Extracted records
○ ○ ○

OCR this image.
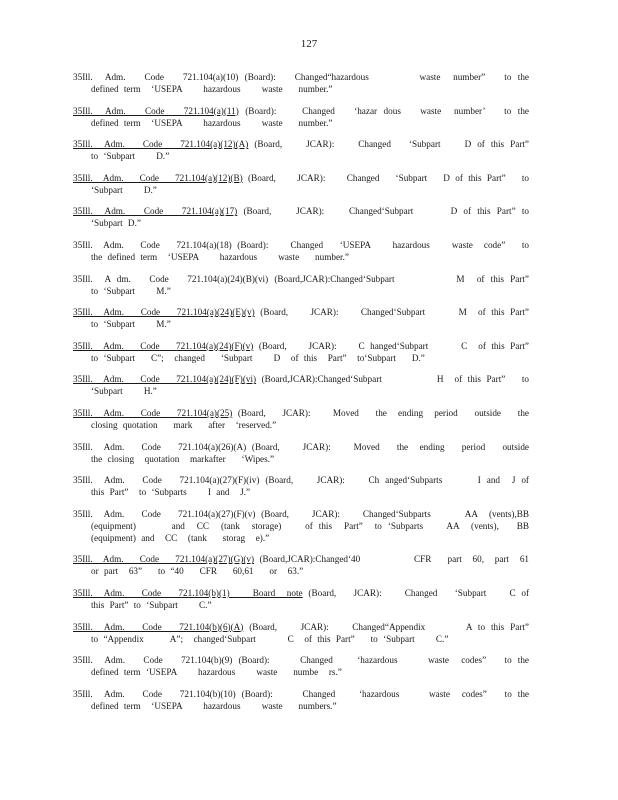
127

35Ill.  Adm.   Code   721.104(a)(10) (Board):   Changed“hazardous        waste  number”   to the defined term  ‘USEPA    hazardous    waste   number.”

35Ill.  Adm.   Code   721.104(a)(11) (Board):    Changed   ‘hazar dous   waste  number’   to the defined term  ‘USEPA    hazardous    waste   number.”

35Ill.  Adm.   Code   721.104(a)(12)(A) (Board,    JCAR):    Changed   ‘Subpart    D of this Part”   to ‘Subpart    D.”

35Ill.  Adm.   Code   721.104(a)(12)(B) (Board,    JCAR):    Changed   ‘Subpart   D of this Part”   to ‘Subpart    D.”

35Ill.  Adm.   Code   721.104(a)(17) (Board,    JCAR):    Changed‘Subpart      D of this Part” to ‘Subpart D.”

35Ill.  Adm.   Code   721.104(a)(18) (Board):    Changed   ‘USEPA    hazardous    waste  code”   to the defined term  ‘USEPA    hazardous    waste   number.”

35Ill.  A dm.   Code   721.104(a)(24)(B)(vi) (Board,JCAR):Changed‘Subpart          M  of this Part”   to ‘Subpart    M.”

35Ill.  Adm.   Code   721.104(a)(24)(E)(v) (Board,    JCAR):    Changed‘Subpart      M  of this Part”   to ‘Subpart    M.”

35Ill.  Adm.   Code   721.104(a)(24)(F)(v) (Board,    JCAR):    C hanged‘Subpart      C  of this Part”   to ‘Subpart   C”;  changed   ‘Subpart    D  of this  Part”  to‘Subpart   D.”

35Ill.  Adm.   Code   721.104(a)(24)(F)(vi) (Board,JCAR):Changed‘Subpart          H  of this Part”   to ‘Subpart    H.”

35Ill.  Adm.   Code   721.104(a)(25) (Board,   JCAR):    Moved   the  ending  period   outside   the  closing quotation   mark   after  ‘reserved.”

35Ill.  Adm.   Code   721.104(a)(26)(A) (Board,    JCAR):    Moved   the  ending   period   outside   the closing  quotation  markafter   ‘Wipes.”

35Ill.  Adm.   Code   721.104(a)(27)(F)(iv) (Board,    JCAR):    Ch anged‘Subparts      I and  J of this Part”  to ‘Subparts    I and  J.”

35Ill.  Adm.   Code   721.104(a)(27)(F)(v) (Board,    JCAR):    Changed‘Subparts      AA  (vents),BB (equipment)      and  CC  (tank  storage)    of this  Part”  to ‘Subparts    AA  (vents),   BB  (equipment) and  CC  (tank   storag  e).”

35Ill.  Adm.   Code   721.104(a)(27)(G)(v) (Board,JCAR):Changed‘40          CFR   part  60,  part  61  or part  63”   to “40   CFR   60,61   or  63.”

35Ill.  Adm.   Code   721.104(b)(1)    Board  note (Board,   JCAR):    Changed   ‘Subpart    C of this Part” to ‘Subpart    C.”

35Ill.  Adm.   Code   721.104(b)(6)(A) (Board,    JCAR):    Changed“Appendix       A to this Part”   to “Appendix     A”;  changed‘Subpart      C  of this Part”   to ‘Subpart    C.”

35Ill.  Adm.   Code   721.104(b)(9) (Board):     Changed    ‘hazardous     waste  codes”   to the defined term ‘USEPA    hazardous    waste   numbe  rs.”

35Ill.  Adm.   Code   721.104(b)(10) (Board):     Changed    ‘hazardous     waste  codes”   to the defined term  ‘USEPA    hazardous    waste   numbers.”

○ ○ ○

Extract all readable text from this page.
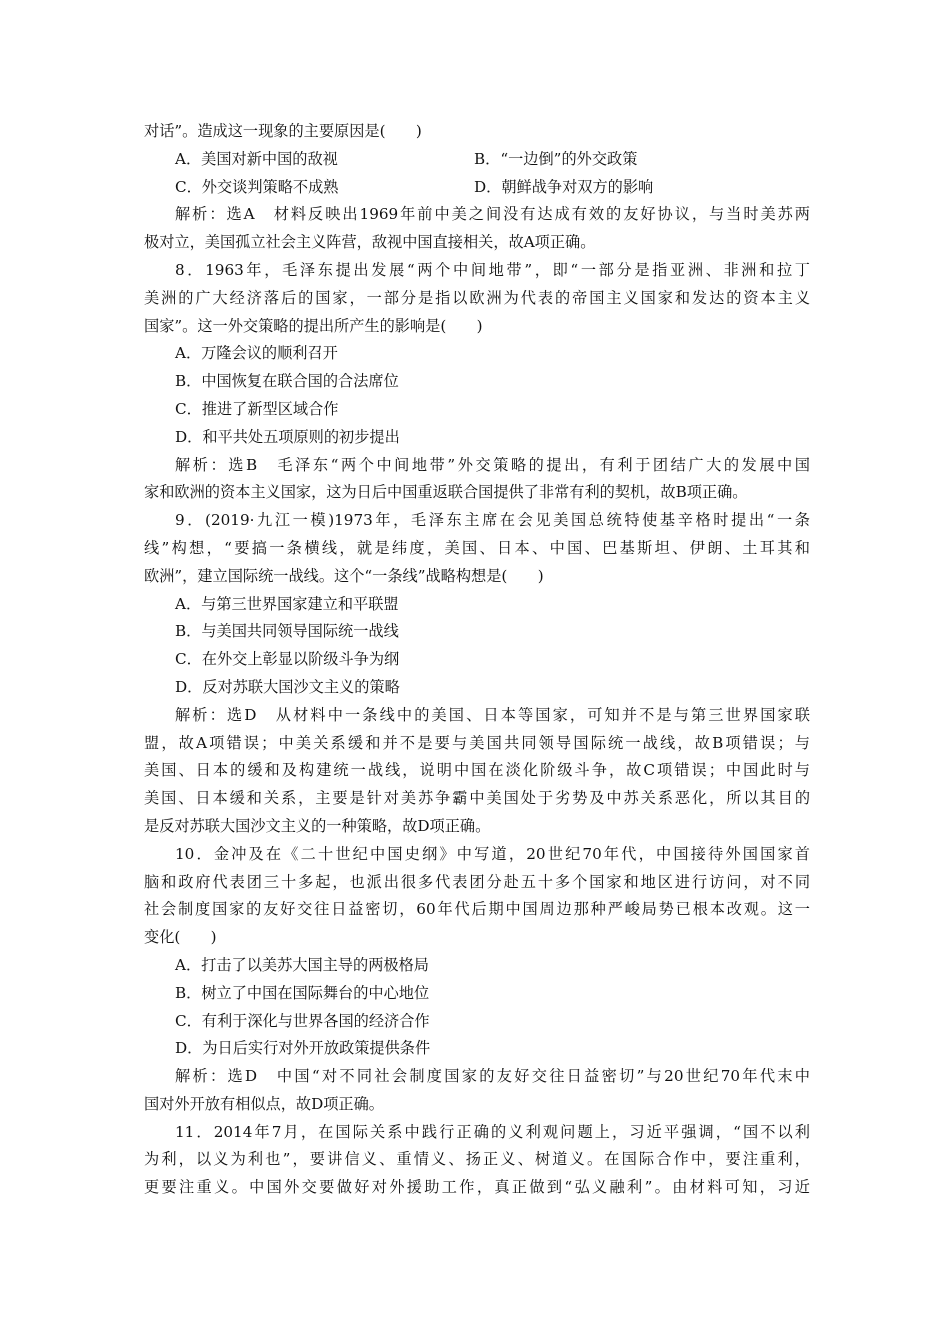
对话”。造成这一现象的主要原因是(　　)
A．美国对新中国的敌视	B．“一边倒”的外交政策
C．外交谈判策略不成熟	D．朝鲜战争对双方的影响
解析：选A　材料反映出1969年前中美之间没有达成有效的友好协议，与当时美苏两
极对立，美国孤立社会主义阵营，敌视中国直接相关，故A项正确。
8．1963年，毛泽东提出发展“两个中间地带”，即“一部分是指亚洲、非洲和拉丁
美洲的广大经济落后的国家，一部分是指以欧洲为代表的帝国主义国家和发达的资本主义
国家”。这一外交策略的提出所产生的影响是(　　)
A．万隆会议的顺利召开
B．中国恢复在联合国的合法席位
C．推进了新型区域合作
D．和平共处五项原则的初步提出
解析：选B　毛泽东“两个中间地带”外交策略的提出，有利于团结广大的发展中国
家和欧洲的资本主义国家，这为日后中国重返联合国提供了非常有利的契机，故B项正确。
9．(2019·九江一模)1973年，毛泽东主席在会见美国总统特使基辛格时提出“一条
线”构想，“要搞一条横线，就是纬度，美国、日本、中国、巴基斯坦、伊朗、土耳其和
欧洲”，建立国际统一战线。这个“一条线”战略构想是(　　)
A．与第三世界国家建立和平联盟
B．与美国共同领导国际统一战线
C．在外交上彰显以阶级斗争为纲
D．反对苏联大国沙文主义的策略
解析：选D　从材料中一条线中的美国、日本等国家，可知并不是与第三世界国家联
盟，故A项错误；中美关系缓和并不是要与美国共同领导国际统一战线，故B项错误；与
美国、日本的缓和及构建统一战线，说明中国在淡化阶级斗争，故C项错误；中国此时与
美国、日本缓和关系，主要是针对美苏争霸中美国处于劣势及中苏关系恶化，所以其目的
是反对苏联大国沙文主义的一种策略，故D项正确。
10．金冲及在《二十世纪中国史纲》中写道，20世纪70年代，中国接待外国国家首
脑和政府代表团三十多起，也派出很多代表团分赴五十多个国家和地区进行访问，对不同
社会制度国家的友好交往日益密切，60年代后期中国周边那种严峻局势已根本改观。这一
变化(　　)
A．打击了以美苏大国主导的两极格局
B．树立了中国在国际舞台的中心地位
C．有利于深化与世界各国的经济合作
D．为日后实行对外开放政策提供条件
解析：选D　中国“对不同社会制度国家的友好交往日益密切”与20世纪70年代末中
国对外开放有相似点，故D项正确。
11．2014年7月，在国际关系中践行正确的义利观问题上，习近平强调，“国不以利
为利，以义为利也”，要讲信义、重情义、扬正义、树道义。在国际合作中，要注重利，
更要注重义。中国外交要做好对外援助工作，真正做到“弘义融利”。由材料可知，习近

○ ○ ○

**WRITTEN EXERCISE:** Point out every line holding the string "closing" and copy it.

**WRITTEN REPLY:**
35Ill.  Adm.   Code   721.104(a)(25) (Board,   JCAR):    Moved   the  ending  period   outside   the  closing quotation   mark   after  ‘reserved.”
35Ill.  Adm.   Code   721.104(a)(26)(A) (Board,    JCAR):    Moved   the  ending   period   outside   the closing  quotation  markafter   ‘Wipes.”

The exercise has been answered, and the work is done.